:: WHAT TO WORK ON ::
Transcribe the records exactly. Pictures do not belong in the transcription.

:: INPUT RECORDS ::
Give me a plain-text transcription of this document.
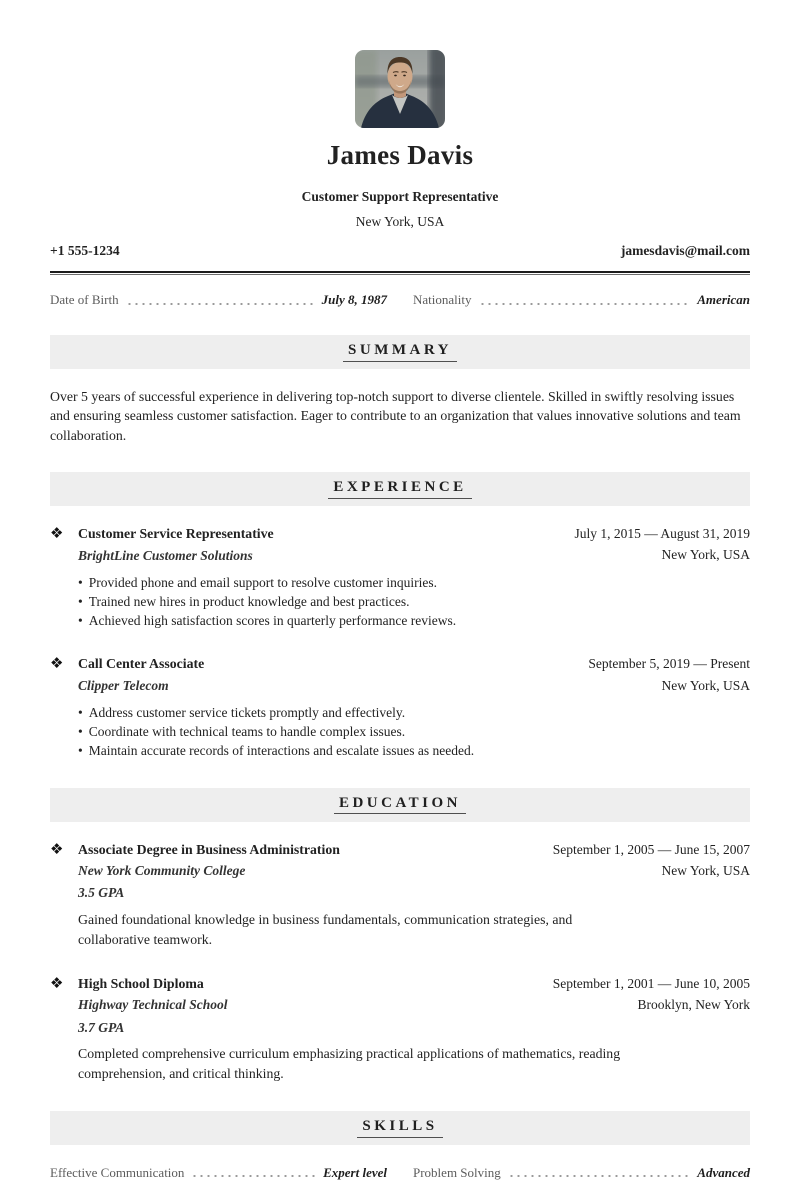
James Davis
Customer Support Representative
New York, USA
+1 555-1234	jamesdavis@mail.com
Date of Birth	July 8, 1987 Nationality	American
SUMMARY

Over 5 years of successful experience in delivering top-notch support to diverse clientele. Skilled in swiftly resolving issues and ensuring seamless customer satisfaction. Eager to contribute to an organization that values innovative solutions and team collaboration.

EXPERIENCE
❖	Customer Service Representative
BrightLine Customer Solutions
July 1, 2015 — August 31, 2019
New York, USA
• Provided phone and email support to resolve customer inquiries.
• Trained new hires in product knowledge and best practices.
• Achieved high satisfaction scores in quarterly performance reviews.
❖	Call Center Associate
Clipper Telecom
September 5, 2019 — Present
New York, USA
• Address customer service tickets promptly and effectively.
• Coordinate with technical teams to handle complex issues.
• Maintain accurate records of interactions and escalate issues as needed.
EDUCATION
❖	Associate Degree in Business Administration
New York Community College
3.5 GPA
September 1, 2005 — June 15, 2007
New York, USA

Gained foundational knowledge in business fundamentals, communication strategies, and collaborative teamwork.

❖	High School Diploma
Highway Technical School
3.7 GPA
September 1, 2001 — June 10, 2005
Brooklyn, New York

Completed comprehensive curriculum emphasizing practical applications of mathematics, reading comprehension, and critical thinking.

SKILLS
Effective Communication	Expert level Problem Solving	Advanced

:: RESPONSE TO THIS TASK ::
Give me a plain-text transcription of this document.
James Davis
Customer Support Representative
New York, USA
+1 555-1234	jamesdavis@mail.com
Date of Birth	July 8, 1987 Nationality	American
SUMMARY

Over 5 years of successful experience in delivering top-notch support to diverse clientele. Skilled in swiftly resolving issues and ensuring seamless customer satisfaction. Eager to contribute to an organization that values innovative solutions and team collaboration.

EXPERIENCE
❖	Customer Service Representative
BrightLine Customer Solutions
July 1, 2015 — August 31, 2019
New York, USA
• Provided phone and email support to resolve customer inquiries.
• Trained new hires in product knowledge and best practices.
• Achieved high satisfaction scores in quarterly performance reviews.
❖	Call Center Associate
Clipper Telecom
September 5, 2019 — Present
New York, USA
• Address customer service tickets promptly and effectively.
• Coordinate with technical teams to handle complex issues.
• Maintain accurate records of interactions and escalate issues as needed.
EDUCATION
❖	Associate Degree in Business Administration
New York Community College
3.5 GPA
September 1, 2005 — June 15, 2007
New York, USA

Gained foundational knowledge in business fundamentals, communication strategies, and collaborative teamwork.

❖	High School Diploma
Highway Technical School
3.7 GPA
September 1, 2001 — June 10, 2005
Brooklyn, New York

Completed comprehensive curriculum emphasizing practical applications of mathematics, reading comprehension, and critical thinking.

SKILLS
Effective Communication	Expert level Problem Solving	Advanced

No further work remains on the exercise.